Data for processing

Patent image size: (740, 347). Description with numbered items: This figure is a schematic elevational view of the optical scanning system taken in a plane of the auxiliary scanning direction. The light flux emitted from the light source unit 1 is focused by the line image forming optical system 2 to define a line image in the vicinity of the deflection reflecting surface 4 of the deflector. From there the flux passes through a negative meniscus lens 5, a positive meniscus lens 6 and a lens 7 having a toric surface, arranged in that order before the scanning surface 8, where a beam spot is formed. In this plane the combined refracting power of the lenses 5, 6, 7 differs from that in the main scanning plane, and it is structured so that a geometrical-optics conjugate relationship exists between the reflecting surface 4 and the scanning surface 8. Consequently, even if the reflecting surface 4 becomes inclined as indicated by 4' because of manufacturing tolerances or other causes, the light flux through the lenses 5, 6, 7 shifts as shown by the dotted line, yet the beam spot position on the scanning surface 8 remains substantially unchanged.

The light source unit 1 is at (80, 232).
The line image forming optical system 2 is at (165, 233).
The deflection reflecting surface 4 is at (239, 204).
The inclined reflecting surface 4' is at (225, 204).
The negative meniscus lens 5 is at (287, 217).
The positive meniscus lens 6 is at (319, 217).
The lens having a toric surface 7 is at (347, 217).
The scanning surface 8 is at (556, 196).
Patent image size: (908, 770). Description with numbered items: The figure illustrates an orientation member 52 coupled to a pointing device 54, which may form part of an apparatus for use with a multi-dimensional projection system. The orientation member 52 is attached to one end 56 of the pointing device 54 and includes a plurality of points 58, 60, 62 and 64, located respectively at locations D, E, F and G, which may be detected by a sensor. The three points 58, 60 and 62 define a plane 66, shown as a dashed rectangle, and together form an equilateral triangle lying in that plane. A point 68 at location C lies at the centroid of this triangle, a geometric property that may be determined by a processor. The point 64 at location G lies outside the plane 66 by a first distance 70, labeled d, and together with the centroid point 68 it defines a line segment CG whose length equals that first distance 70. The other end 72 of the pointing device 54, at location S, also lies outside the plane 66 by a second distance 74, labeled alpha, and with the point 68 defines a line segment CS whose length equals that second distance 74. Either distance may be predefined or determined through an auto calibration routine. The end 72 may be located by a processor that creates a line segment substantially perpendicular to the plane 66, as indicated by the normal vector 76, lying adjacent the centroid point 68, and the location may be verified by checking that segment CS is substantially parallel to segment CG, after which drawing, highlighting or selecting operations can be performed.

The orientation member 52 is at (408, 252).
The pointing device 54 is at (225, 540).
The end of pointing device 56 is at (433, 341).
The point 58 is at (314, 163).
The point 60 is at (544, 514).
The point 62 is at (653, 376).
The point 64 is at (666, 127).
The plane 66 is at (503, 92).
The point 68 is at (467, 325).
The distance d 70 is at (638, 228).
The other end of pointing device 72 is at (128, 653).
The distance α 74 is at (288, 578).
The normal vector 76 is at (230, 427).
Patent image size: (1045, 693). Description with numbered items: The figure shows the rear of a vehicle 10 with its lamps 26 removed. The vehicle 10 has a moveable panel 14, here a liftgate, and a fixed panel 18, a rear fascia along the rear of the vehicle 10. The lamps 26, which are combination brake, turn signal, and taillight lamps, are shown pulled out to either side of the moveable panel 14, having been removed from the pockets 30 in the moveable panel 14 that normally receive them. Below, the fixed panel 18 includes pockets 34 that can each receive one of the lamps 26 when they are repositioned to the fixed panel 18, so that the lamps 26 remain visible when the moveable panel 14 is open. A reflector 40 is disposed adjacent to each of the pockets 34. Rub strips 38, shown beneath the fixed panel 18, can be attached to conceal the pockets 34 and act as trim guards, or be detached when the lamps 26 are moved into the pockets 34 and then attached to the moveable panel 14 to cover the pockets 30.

Given problem
Convert the span from the first of the rows through the line containing "The light source unit 1 is at (80, 232).", both ends included, into a Markdown table with the columns Index and Entry, numbering each line and omitting blank lines.

The result
| Index | Entry |
|---|---|
| 1 | Patent image size: (740, 347). Description with numbered items: This figure is a schematic elevational view of the optical scanning system taken in a plane of the auxiliary scanning direction. The light flux emitted from the light source unit 1 is focused by the line image forming optical system 2 to define a line image in the vicinity of the deflection reflecting surface 4 of the deflector. From there the flux passes through a negative meniscus lens 5, a positive meniscus lens 6 and a lens 7 having a toric surface, arranged in that order before the scanning surface 8, where a beam spot is formed. In this plane the combined refracting power of the lenses 5, 6, 7 differs from that in the main scanning plane, and it is structured so that a geometrical-optics conjugate relationship exists between the reflecting surface 4 and the scanning surface 8. Consequently, even if the reflecting surface 4 becomes inclined as indicated by 4' because of manufacturing tolerances or other causes, the light flux through the lenses 5, 6, 7 shifts as shown by the dotted line, yet the beam spot position on the scanning surface 8 remains substantially unchanged. |
| 2 | The light source unit 1 is at (80, 232). |